WHAT NEEDS TO BE DONE: Look for "Transcribe the text in this document." in the records below, then copy that line and every line after it, exactly and with nothing added.
-- Start DATA FOR THIS TASK --
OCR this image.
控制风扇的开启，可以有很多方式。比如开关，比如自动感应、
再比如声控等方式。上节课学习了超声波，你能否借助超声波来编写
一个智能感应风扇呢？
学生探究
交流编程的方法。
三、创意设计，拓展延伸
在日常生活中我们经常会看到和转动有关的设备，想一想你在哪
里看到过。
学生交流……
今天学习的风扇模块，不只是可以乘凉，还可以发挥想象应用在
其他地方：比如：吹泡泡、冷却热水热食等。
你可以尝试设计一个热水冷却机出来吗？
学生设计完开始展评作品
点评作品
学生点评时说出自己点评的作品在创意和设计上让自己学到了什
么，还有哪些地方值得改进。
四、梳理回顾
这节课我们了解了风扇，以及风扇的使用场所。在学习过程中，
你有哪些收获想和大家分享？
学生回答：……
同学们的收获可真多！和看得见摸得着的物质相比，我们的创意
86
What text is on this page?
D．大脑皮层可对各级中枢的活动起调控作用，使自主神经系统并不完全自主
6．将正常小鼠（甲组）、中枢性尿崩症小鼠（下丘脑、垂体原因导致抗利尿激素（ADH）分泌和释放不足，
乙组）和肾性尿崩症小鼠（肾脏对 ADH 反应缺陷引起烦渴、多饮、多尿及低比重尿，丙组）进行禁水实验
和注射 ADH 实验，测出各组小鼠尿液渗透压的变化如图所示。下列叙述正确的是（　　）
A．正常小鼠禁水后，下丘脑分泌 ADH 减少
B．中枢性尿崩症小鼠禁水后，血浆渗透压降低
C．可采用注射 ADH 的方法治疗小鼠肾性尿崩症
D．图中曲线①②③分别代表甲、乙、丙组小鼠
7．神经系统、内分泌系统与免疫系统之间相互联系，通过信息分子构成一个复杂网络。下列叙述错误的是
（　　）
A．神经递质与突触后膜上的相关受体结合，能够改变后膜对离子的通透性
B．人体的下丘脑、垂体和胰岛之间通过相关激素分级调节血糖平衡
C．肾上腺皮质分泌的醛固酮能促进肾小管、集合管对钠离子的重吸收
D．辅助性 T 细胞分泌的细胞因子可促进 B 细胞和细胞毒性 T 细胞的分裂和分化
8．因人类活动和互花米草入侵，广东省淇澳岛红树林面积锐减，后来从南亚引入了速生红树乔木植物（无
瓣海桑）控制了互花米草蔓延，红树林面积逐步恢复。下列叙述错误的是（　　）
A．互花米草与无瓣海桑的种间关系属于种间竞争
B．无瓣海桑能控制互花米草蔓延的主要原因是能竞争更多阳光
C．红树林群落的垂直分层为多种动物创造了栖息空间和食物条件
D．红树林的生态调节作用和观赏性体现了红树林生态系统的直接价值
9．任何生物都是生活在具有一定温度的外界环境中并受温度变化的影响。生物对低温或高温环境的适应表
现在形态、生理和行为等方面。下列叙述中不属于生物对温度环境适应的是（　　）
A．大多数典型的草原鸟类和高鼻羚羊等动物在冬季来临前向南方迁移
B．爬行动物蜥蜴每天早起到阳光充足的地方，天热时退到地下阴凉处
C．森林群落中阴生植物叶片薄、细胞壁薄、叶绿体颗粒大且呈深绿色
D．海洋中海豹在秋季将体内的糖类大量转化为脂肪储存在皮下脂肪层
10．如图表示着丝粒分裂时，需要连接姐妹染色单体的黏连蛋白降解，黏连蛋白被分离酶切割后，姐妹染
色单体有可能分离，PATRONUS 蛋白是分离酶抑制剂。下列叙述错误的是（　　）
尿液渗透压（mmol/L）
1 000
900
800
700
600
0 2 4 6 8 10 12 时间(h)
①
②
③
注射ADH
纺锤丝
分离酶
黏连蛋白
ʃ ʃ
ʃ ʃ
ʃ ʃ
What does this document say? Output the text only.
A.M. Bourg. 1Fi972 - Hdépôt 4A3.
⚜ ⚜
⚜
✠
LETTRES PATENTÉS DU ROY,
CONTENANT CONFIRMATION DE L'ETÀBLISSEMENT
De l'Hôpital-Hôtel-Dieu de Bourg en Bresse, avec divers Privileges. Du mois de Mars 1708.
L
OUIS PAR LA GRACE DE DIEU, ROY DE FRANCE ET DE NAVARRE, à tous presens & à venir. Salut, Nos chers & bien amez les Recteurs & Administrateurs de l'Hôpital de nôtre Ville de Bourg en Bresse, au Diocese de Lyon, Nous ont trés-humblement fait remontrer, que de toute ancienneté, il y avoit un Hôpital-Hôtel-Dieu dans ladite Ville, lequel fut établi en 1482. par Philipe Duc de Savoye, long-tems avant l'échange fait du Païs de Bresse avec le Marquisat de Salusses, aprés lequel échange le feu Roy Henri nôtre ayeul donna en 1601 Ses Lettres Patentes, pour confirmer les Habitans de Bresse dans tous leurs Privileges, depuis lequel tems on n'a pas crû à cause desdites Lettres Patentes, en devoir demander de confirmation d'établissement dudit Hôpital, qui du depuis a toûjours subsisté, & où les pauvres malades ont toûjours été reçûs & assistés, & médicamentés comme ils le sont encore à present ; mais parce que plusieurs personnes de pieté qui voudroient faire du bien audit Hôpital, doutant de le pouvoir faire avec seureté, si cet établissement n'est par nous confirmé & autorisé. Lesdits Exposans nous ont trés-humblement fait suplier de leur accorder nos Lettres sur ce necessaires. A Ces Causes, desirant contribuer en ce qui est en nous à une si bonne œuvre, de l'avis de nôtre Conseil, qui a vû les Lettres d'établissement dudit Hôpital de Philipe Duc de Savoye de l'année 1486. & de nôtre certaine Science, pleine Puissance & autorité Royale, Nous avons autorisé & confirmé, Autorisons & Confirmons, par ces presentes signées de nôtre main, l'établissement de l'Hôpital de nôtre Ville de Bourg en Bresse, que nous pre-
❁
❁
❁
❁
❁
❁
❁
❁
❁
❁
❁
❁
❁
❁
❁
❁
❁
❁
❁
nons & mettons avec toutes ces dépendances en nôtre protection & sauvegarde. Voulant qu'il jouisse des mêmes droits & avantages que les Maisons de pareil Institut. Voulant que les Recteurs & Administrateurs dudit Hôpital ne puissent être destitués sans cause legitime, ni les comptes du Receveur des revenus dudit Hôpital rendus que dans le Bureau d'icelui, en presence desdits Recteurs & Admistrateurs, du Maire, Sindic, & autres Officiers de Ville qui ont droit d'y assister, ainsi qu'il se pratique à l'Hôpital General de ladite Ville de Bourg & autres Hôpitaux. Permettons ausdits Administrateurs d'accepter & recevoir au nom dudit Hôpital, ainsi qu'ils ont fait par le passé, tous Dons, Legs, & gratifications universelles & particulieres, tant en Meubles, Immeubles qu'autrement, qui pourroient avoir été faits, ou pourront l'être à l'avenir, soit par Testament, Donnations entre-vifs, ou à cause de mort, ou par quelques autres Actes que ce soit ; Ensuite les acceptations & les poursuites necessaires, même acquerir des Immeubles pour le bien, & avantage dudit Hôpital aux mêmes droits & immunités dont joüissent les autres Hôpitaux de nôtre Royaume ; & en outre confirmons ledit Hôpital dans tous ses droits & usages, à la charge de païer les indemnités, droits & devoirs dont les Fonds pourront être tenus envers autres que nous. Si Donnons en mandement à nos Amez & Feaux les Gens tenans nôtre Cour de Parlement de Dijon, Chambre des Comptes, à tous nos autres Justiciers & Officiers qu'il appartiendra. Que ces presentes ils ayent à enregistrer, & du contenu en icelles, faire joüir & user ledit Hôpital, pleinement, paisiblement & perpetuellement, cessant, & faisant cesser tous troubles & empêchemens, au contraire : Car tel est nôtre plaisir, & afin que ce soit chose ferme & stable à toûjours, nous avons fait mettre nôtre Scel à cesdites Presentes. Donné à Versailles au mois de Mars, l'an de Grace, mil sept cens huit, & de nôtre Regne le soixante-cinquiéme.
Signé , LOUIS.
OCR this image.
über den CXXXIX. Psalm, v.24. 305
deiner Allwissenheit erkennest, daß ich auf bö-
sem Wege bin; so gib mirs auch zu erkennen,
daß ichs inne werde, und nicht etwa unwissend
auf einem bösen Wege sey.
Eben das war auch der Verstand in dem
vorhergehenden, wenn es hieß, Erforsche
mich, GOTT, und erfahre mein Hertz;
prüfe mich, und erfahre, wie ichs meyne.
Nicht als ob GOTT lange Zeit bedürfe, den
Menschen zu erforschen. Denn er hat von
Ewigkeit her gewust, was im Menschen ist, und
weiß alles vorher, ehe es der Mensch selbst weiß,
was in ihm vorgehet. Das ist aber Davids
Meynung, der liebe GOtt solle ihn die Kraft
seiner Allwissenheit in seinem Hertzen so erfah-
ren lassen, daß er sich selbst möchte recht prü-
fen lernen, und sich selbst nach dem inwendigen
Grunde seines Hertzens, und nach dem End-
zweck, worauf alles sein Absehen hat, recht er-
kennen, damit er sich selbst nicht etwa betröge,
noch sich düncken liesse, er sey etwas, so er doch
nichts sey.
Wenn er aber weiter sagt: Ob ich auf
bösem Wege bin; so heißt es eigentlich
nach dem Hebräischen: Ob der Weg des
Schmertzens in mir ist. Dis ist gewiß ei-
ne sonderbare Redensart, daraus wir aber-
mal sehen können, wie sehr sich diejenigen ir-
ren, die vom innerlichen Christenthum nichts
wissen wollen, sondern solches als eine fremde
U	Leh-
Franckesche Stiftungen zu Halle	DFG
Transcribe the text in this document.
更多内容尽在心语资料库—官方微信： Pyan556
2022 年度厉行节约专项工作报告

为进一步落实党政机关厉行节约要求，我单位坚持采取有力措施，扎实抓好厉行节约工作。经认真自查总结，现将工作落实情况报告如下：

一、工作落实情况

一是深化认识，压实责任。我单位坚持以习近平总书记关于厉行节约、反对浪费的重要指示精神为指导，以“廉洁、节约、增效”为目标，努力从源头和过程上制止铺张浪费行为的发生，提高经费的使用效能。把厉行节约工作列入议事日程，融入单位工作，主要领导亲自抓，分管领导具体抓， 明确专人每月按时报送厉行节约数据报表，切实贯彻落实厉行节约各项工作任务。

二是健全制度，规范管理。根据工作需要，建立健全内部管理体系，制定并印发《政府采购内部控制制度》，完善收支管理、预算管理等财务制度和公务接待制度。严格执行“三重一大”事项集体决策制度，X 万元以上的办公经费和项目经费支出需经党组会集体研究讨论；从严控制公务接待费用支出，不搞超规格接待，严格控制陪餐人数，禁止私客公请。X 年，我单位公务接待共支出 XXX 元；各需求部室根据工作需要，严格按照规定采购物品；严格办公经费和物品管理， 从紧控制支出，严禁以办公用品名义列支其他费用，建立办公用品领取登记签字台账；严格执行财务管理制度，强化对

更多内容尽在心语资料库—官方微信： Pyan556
-- End DATA FOR THIS TASK --
CORRECT RESULT:
Transcribe the text in this document.
更多内容尽在心语资料库—官方微信： Pyan556
2022 年度厉行节约专项工作报告

为进一步落实党政机关厉行节约要求，我单位坚持采取有力措施，扎实抓好厉行节约工作。经认真自查总结，现将工作落实情况报告如下：

一、工作落实情况

一是深化认识，压实责任。我单位坚持以习近平总书记关于厉行节约、反对浪费的重要指示精神为指导，以“廉洁、节约、增效”为目标，努力从源头和过程上制止铺张浪费行为的发生，提高经费的使用效能。把厉行节约工作列入议事日程，融入单位工作，主要领导亲自抓，分管领导具体抓， 明确专人每月按时报送厉行节约数据报表，切实贯彻落实厉行节约各项工作任务。

二是健全制度，规范管理。根据工作需要，建立健全内部管理体系，制定并印发《政府采购内部控制制度》，完善收支管理、预算管理等财务制度和公务接待制度。严格执行“三重一大”事项集体决策制度，X 万元以上的办公经费和项目经费支出需经党组会集体研究讨论；从严控制公务接待费用支出，不搞超规格接待，严格控制陪餐人数，禁止私客公请。X 年，我单位公务接待共支出 XXX 元；各需求部室根据工作需要，严格按照规定采购物品；严格办公经费和物品管理， 从紧控制支出，严禁以办公用品名义列支其他费用，建立办公用品领取登记签字台账；严格执行财务管理制度，强化对

更多内容尽在心语资料库—官方微信： Pyan556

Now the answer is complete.